**Excerpted data:**
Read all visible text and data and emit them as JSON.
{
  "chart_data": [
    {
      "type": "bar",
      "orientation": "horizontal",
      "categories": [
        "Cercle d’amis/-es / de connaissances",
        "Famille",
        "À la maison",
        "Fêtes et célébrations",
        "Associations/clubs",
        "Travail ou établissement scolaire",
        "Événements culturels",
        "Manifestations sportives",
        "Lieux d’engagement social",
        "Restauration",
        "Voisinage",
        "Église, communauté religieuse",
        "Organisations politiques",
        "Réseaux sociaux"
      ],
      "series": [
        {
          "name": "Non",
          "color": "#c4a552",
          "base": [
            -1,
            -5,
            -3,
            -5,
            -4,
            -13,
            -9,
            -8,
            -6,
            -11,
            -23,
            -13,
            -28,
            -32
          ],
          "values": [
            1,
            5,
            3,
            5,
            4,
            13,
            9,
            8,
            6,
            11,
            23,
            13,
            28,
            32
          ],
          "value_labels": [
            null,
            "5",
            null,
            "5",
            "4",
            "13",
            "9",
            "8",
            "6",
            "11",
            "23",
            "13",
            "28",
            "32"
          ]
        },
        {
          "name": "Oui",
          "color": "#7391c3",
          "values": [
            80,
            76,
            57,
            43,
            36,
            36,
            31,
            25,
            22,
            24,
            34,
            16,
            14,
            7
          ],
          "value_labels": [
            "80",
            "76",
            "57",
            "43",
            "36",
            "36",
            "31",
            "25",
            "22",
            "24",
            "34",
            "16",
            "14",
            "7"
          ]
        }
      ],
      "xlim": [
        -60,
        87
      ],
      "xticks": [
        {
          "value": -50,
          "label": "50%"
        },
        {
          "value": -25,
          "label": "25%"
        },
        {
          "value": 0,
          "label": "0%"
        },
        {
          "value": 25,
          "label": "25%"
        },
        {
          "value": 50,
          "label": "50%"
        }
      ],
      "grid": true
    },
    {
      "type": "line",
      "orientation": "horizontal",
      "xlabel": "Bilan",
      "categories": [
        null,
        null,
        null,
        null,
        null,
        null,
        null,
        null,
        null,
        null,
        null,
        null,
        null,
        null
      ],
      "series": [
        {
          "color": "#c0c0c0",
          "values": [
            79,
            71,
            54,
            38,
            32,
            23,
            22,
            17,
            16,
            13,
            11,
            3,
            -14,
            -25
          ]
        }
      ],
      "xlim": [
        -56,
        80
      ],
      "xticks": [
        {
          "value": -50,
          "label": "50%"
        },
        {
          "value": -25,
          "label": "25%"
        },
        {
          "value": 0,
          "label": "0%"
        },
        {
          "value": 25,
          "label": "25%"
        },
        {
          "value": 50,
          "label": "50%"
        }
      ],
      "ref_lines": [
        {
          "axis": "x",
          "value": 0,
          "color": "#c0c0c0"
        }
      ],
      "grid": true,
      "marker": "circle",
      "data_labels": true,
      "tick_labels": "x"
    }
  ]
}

**Requirements:**
Find and copy each line above that includes the string "true".

**Output:**
      "grid": true
      "grid": true,
      "data_labels": true,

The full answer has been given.